# start of DATA EXCERPTS

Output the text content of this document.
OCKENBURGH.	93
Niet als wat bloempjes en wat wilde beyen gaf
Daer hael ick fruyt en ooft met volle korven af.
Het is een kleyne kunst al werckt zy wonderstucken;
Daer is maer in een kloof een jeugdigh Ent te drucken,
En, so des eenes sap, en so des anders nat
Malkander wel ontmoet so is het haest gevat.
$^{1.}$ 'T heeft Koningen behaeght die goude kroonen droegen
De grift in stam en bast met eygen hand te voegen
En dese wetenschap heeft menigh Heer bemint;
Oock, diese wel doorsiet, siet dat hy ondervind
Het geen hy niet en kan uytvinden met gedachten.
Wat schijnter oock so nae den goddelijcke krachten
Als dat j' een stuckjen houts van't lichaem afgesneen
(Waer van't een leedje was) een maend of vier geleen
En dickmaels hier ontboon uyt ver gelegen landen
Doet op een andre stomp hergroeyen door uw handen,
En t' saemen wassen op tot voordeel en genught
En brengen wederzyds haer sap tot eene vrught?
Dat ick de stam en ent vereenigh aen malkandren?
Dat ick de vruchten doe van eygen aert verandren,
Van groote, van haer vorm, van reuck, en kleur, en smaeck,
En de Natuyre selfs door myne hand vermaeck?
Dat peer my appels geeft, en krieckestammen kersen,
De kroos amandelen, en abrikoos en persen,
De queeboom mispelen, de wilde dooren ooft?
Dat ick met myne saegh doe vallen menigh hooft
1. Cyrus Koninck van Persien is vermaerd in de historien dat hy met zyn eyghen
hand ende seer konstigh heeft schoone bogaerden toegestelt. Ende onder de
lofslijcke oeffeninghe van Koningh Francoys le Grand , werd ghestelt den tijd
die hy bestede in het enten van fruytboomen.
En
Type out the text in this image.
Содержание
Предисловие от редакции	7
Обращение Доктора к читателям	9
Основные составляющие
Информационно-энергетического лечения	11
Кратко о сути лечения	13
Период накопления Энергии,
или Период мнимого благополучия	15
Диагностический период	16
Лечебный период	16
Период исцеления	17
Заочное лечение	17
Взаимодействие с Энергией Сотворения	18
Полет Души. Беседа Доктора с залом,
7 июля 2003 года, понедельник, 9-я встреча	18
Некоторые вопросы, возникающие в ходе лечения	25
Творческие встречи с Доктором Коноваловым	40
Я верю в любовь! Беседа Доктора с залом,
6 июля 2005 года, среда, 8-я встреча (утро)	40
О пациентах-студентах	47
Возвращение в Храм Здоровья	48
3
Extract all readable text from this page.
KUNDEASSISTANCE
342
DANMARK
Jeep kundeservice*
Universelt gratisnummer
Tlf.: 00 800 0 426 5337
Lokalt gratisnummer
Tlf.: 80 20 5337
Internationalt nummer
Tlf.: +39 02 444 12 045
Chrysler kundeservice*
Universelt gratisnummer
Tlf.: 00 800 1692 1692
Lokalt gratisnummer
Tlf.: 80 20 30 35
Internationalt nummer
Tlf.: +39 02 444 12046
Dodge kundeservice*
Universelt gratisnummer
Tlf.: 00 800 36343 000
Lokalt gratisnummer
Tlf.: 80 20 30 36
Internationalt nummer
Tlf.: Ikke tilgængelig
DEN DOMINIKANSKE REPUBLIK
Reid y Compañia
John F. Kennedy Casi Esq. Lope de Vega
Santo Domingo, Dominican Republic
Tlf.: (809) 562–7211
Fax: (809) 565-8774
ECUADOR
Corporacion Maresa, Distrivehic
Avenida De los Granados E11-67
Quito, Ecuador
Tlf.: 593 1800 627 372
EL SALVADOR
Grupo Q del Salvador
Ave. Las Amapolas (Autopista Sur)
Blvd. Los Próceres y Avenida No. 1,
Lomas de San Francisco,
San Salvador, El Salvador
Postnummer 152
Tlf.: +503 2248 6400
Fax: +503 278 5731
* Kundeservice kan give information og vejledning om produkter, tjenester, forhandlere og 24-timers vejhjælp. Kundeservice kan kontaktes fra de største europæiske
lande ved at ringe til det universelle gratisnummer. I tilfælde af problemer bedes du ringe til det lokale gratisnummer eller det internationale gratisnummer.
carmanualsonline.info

# end of DATA EXCERPTS

WHAT YOU NEED TO DO
Please reproduce each line exactly as written.

THE REPLY
Output the text content of this document.
OCKENBURGH.	93
Niet als wat bloempjes en wat wilde beyen gaf
Daer hael ick fruyt en ooft met volle korven af.
Het is een kleyne kunst al werckt zy wonderstucken;
Daer is maer in een kloof een jeugdigh Ent te drucken,
En, so des eenes sap, en so des anders nat
Malkander wel ontmoet so is het haest gevat.
$^{1.}$ 'T heeft Koningen behaeght die goude kroonen droegen
De grift in stam en bast met eygen hand te voegen
En dese wetenschap heeft menigh Heer bemint;
Oock, diese wel doorsiet, siet dat hy ondervind
Het geen hy niet en kan uytvinden met gedachten.
Wat schijnter oock so nae den goddelijcke krachten
Als dat j' een stuckjen houts van't lichaem afgesneen
(Waer van't een leedje was) een maend of vier geleen
En dickmaels hier ontboon uyt ver gelegen landen
Doet op een andre stomp hergroeyen door uw handen,
En t' saemen wassen op tot voordeel en genught
En brengen wederzyds haer sap tot eene vrught?
Dat ick de stam en ent vereenigh aen malkandren?
Dat ick de vruchten doe van eygen aert verandren,
Van groote, van haer vorm, van reuck, en kleur, en smaeck,
En de Natuyre selfs door myne hand vermaeck?
Dat peer my appels geeft, en krieckestammen kersen,
De kroos amandelen, en abrikoos en persen,
De queeboom mispelen, de wilde dooren ooft?
Dat ick met myne saegh doe vallen menigh hooft
1. Cyrus Koninck van Persien is vermaerd in de historien dat hy met zyn eyghen
hand ende seer konstigh heeft schoone bogaerden toegestelt. Ende onder de
lofslijcke oeffeninghe van Koningh Francoys le Grand , werd ghestelt den tijd
die hy bestede in het enten van fruytboomen.
En
Type out the text in this image.
Содержание
Предисловие от редакции	7
Обращение Доктора к читателям	9
Основные составляющие
Информационно-энергетического лечения	11
Кратко о сути лечения	13
Период накопления Энергии,
или Период мнимого благополучия	15
Диагностический период	16
Лечебный период	16
Период исцеления	17
Заочное лечение	17
Взаимодействие с Энергией Сотворения	18
Полет Души. Беседа Доктора с залом,
7 июля 2003 года, понедельник, 9-я встреча	18
Некоторые вопросы, возникающие в ходе лечения	25
Творческие встречи с Доктором Коноваловым	40
Я верю в любовь! Беседа Доктора с залом,
6 июля 2005 года, среда, 8-я встреча (утро)	40
О пациентах-студентах	47
Возвращение в Храм Здоровья	48
3
Extract all readable text from this page.
KUNDEASSISTANCE
342
DANMARK
Jeep kundeservice*
Universelt gratisnummer
Tlf.: 00 800 0 426 5337
Lokalt gratisnummer
Tlf.: 80 20 5337
Internationalt nummer
Tlf.: +39 02 444 12 045
Chrysler kundeservice*
Universelt gratisnummer
Tlf.: 00 800 1692 1692
Lokalt gratisnummer
Tlf.: 80 20 30 35
Internationalt nummer
Tlf.: +39 02 444 12046
Dodge kundeservice*
Universelt gratisnummer
Tlf.: 00 800 36343 000
Lokalt gratisnummer
Tlf.: 80 20 30 36
Internationalt nummer
Tlf.: Ikke tilgængelig
DEN DOMINIKANSKE REPUBLIK
Reid y Compañia
John F. Kennedy Casi Esq. Lope de Vega
Santo Domingo, Dominican Republic
Tlf.: (809) 562–7211
Fax: (809) 565-8774
ECUADOR
Corporacion Maresa, Distrivehic
Avenida De los Granados E11-67
Quito, Ecuador
Tlf.: 593 1800 627 372
EL SALVADOR
Grupo Q del Salvador
Ave. Las Amapolas (Autopista Sur)
Blvd. Los Próceres y Avenida No. 1,
Lomas de San Francisco,
San Salvador, El Salvador
Postnummer 152
Tlf.: +503 2248 6400
Fax: +503 278 5731
* Kundeservice kan give information og vejledning om produkter, tjenester, forhandlere og 24-timers vejhjælp. Kundeservice kan kontaktes fra de største europæiske
lande ved at ringe til det universelle gratisnummer. I tilfælde af problemer bedes du ringe til det lokale gratisnummer eller det internationale gratisnummer.
carmanualsonline.info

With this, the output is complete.